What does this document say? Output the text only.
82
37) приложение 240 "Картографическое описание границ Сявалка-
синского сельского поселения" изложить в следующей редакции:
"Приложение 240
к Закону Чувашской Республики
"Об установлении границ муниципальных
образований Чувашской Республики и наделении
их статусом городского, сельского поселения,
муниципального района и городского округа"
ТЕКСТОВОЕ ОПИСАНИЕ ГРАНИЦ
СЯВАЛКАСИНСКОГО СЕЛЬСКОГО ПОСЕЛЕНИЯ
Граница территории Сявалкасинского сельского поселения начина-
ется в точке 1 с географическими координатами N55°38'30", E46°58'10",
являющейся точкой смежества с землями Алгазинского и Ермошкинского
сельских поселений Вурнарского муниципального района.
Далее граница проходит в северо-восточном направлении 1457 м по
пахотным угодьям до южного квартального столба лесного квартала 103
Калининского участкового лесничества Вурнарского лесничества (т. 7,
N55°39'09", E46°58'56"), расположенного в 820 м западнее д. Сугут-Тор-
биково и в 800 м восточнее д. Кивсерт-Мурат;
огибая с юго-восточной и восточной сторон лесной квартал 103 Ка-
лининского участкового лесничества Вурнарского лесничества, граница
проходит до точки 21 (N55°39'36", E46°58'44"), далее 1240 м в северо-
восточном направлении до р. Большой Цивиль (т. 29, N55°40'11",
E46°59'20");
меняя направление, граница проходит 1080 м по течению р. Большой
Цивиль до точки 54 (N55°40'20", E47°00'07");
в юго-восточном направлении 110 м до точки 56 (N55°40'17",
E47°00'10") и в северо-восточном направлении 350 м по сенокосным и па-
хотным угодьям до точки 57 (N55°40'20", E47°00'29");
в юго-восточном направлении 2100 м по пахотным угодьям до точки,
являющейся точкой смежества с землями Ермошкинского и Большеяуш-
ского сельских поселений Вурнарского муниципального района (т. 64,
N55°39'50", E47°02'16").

:::

◆ WORK TO COMPLETE: All the data must be duplicated exactly, with nothing added or removed.

◆ RESULT FOR THIS EXERCISE:
What does this document say? Output the text only.
82
37) приложение 240 "Картографическое описание границ Сявалка-
синского сельского поселения" изложить в следующей редакции:
"Приложение 240
к Закону Чувашской Республики
"Об установлении границ муниципальных
образований Чувашской Республики и наделении
их статусом городского, сельского поселения,
муниципального района и городского округа"
ТЕКСТОВОЕ ОПИСАНИЕ ГРАНИЦ
СЯВАЛКАСИНСКОГО СЕЛЬСКОГО ПОСЕЛЕНИЯ
Граница территории Сявалкасинского сельского поселения начина-
ется в точке 1 с географическими координатами N55°38'30", E46°58'10",
являющейся точкой смежества с землями Алгазинского и Ермошкинского
сельских поселений Вурнарского муниципального района.
Далее граница проходит в северо-восточном направлении 1457 м по
пахотным угодьям до южного квартального столба лесного квартала 103
Калининского участкового лесничества Вурнарского лесничества (т. 7,
N55°39'09", E46°58'56"), расположенного в 820 м западнее д. Сугут-Тор-
биково и в 800 м восточнее д. Кивсерт-Мурат;
огибая с юго-восточной и восточной сторон лесной квартал 103 Ка-
лининского участкового лесничества Вурнарского лесничества, граница
проходит до точки 21 (N55°39'36", E46°58'44"), далее 1240 м в северо-
восточном направлении до р. Большой Цивиль (т. 29, N55°40'11",
E46°59'20");
меняя направление, граница проходит 1080 м по течению р. Большой
Цивиль до точки 54 (N55°40'20", E47°00'07");
в юго-восточном направлении 110 м до точки 56 (N55°40'17",
E47°00'10") и в северо-восточном направлении 350 м по сенокосным и па-
хотным угодьям до точки 57 (N55°40'20", E47°00'29");
в юго-восточном направлении 2100 м по пахотным угодьям до точки,
являющейся точкой смежества с землями Ермошкинского и Большеяуш-
ского сельских поселений Вурнарского муниципального района (т. 64,
N55°39'50", E47°02'16").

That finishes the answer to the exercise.